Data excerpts
▬▬▬

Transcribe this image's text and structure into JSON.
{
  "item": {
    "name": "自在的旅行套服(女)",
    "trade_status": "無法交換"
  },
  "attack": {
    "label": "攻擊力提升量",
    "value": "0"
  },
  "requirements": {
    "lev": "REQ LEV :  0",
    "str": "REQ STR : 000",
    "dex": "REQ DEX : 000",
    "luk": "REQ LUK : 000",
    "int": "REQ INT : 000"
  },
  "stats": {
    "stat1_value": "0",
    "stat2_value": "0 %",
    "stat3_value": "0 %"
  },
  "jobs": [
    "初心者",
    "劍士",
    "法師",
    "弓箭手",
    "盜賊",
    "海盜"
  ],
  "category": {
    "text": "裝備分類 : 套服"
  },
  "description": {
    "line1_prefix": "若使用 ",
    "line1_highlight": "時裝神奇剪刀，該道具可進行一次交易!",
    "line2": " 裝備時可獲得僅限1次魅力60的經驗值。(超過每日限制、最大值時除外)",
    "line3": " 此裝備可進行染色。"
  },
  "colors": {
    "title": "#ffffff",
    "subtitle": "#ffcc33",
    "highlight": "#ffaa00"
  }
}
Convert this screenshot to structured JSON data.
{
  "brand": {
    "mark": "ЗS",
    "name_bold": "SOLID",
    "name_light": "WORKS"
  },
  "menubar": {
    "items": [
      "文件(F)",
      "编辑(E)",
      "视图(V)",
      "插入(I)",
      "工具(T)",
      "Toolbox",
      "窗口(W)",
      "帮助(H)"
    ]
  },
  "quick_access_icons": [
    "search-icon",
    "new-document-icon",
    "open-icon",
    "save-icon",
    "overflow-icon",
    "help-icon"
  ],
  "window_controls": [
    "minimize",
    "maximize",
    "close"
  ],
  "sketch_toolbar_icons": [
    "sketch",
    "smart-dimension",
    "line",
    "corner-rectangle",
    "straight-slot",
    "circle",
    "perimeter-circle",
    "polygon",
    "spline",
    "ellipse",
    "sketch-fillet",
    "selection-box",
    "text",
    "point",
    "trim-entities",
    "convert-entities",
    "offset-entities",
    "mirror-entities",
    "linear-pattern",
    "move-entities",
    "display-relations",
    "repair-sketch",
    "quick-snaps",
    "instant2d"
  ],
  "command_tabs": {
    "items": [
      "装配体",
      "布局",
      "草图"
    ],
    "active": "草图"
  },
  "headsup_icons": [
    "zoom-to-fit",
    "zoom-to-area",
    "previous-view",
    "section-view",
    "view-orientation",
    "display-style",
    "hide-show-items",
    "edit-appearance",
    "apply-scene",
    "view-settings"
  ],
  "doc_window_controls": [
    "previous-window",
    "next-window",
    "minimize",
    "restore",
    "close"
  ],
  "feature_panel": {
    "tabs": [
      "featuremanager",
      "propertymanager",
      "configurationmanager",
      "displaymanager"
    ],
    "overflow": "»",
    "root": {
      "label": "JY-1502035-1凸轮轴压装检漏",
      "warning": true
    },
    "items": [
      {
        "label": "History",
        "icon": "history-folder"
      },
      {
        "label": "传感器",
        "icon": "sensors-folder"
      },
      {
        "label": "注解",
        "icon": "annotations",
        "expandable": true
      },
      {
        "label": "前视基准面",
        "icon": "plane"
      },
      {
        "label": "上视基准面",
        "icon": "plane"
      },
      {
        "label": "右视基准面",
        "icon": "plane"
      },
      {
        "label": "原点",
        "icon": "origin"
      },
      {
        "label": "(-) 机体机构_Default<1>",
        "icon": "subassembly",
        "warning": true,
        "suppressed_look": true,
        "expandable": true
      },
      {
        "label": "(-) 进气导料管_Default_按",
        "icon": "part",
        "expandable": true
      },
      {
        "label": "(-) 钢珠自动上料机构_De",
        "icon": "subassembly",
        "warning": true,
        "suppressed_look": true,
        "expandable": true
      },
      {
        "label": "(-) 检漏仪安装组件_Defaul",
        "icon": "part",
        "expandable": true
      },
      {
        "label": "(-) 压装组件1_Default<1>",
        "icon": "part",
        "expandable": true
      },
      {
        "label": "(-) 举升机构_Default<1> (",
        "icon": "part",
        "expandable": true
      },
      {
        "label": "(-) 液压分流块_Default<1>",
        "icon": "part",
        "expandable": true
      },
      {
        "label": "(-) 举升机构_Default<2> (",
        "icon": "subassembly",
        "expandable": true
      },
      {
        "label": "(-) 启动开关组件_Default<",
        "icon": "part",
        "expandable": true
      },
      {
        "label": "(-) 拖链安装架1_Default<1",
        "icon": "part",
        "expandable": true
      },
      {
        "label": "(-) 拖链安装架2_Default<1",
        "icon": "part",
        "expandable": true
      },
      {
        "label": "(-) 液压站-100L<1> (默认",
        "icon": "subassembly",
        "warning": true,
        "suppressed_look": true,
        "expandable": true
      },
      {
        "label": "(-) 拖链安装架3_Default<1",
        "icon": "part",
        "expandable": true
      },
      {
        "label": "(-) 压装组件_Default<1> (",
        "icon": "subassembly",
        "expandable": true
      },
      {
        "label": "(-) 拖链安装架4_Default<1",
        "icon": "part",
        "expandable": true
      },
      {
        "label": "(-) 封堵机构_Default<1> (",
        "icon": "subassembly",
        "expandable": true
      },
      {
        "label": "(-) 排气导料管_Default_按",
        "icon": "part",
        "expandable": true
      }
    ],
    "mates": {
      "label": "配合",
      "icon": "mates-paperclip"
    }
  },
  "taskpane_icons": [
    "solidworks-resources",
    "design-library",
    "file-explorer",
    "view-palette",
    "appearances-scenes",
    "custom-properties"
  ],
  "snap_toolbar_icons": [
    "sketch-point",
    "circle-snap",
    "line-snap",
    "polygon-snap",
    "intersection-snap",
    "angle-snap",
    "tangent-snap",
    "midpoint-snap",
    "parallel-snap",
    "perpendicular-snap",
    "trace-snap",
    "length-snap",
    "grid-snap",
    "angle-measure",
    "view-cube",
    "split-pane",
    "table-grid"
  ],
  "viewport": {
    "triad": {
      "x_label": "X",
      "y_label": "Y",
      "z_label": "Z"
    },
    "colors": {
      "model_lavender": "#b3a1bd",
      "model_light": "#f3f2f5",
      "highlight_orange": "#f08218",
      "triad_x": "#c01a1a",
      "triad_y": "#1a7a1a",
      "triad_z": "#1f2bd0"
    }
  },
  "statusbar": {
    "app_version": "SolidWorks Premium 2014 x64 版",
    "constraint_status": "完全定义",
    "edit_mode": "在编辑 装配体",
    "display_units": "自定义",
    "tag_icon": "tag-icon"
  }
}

▬▬▬

**INSTRUCTIONS FOR THE TASK:**
Output the whole listing above again, word for word.

**TASK SOLUTION:**
Transcribe this image's text and structure into JSON.
{
  "item": {
    "name": "自在的旅行套服(女)",
    "trade_status": "無法交換"
  },
  "attack": {
    "label": "攻擊力提升量",
    "value": "0"
  },
  "requirements": {
    "lev": "REQ LEV :  0",
    "str": "REQ STR : 000",
    "dex": "REQ DEX : 000",
    "luk": "REQ LUK : 000",
    "int": "REQ INT : 000"
  },
  "stats": {
    "stat1_value": "0",
    "stat2_value": "0 %",
    "stat3_value": "0 %"
  },
  "jobs": [
    "初心者",
    "劍士",
    "法師",
    "弓箭手",
    "盜賊",
    "海盜"
  ],
  "category": {
    "text": "裝備分類 : 套服"
  },
  "description": {
    "line1_prefix": "若使用 ",
    "line1_highlight": "時裝神奇剪刀，該道具可進行一次交易!",
    "line2": " 裝備時可獲得僅限1次魅力60的經驗值。(超過每日限制、最大值時除外)",
    "line3": " 此裝備可進行染色。"
  },
  "colors": {
    "title": "#ffffff",
    "subtitle": "#ffcc33",
    "highlight": "#ffaa00"
  }
}
Convert this screenshot to structured JSON data.
{
  "brand": {
    "mark": "ЗS",
    "name_bold": "SOLID",
    "name_light": "WORKS"
  },
  "menubar": {
    "items": [
      "文件(F)",
      "编辑(E)",
      "视图(V)",
      "插入(I)",
      "工具(T)",
      "Toolbox",
      "窗口(W)",
      "帮助(H)"
    ]
  },
  "quick_access_icons": [
    "search-icon",
    "new-document-icon",
    "open-icon",
    "save-icon",
    "overflow-icon",
    "help-icon"
  ],
  "window_controls": [
    "minimize",
    "maximize",
    "close"
  ],
  "sketch_toolbar_icons": [
    "sketch",
    "smart-dimension",
    "line",
    "corner-rectangle",
    "straight-slot",
    "circle",
    "perimeter-circle",
    "polygon",
    "spline",
    "ellipse",
    "sketch-fillet",
    "selection-box",
    "text",
    "point",
    "trim-entities",
    "convert-entities",
    "offset-entities",
    "mirror-entities",
    "linear-pattern",
    "move-entities",
    "display-relations",
    "repair-sketch",
    "quick-snaps",
    "instant2d"
  ],
  "command_tabs": {
    "items": [
      "装配体",
      "布局",
      "草图"
    ],
    "active": "草图"
  },
  "headsup_icons": [
    "zoom-to-fit",
    "zoom-to-area",
    "previous-view",
    "section-view",
    "view-orientation",
    "display-style",
    "hide-show-items",
    "edit-appearance",
    "apply-scene",
    "view-settings"
  ],
  "doc_window_controls": [
    "previous-window",
    "next-window",
    "minimize",
    "restore",
    "close"
  ],
  "feature_panel": {
    "tabs": [
      "featuremanager",
      "propertymanager",
      "configurationmanager",
      "displaymanager"
    ],
    "overflow": "»",
    "root": {
      "label": "JY-1502035-1凸轮轴压装检漏",
      "warning": true
    },
    "items": [
      {
        "label": "History",
        "icon": "history-folder"
      },
      {
        "label": "传感器",
        "icon": "sensors-folder"
      },
      {
        "label": "注解",
        "icon": "annotations",
        "expandable": true
      },
      {
        "label": "前视基准面",
        "icon": "plane"
      },
      {
        "label": "上视基准面",
        "icon": "plane"
      },
      {
        "label": "右视基准面",
        "icon": "plane"
      },
      {
        "label": "原点",
        "icon": "origin"
      },
      {
        "label": "(-) 机体机构_Default<1>",
        "icon": "subassembly",
        "warning": true,
        "suppressed_look": true,
        "expandable": true
      },
      {
        "label": "(-) 进气导料管_Default_按",
        "icon": "part",
        "expandable": true
      },
      {
        "label": "(-) 钢珠自动上料机构_De",
        "icon": "subassembly",
        "warning": true,
        "suppressed_look": true,
        "expandable": true
      },
      {
        "label": "(-) 检漏仪安装组件_Defaul",
        "icon": "part",
        "expandable": true
      },
      {
        "label": "(-) 压装组件1_Default<1>",
        "icon": "part",
        "expandable": true
      },
      {
        "label": "(-) 举升机构_Default<1> (",
        "icon": "part",
        "expandable": true
      },
      {
        "label": "(-) 液压分流块_Default<1>",
        "icon": "part",
        "expandable": true
      },
      {
        "label": "(-) 举升机构_Default<2> (",
        "icon": "subassembly",
        "expandable": true
      },
      {
        "label": "(-) 启动开关组件_Default<",
        "icon": "part",
        "expandable": true
      },
      {
        "label": "(-) 拖链安装架1_Default<1",
        "icon": "part",
        "expandable": true
      },
      {
        "label": "(-) 拖链安装架2_Default<1",
        "icon": "part",
        "expandable": true
      },
      {
        "label": "(-) 液压站-100L<1> (默认",
        "icon": "subassembly",
        "warning": true,
        "suppressed_look": true,
        "expandable": true
      },
      {
        "label": "(-) 拖链安装架3_Default<1",
        "icon": "part",
        "expandable": true
      },
      {
        "label": "(-) 压装组件_Default<1> (",
        "icon": "subassembly",
        "expandable": true
      },
      {
        "label": "(-) 拖链安装架4_Default<1",
        "icon": "part",
        "expandable": true
      },
      {
        "label": "(-) 封堵机构_Default<1> (",
        "icon": "subassembly",
        "expandable": true
      },
      {
        "label": "(-) 排气导料管_Default_按",
        "icon": "part",
        "expandable": true
      }
    ],
    "mates": {
      "label": "配合",
      "icon": "mates-paperclip"
    }
  },
  "taskpane_icons": [
    "solidworks-resources",
    "design-library",
    "file-explorer",
    "view-palette",
    "appearances-scenes",
    "custom-properties"
  ],
  "snap_toolbar_icons": [
    "sketch-point",
    "circle-snap",
    "line-snap",
    "polygon-snap",
    "intersection-snap",
    "angle-snap",
    "tangent-snap",
    "midpoint-snap",
    "parallel-snap",
    "perpendicular-snap",
    "trace-snap",
    "length-snap",
    "grid-snap",
    "angle-measure",
    "view-cube",
    "split-pane",
    "table-grid"
  ],
  "viewport": {
    "triad": {
      "x_label": "X",
      "y_label": "Y",
      "z_label": "Z"
    },
    "colors": {
      "model_lavender": "#b3a1bd",
      "model_light": "#f3f2f5",
      "highlight_orange": "#f08218",
      "triad_x": "#c01a1a",
      "triad_y": "#1a7a1a",
      "triad_z": "#1f2bd0"
    }
  },
  "statusbar": {
    "app_version": "SolidWorks Premium 2014 x64 版",
    "constraint_status": "完全定义",
    "edit_mode": "在编辑 装配体",
    "display_units": "自定义",
    "tag_icon": "tag-icon"
  }
}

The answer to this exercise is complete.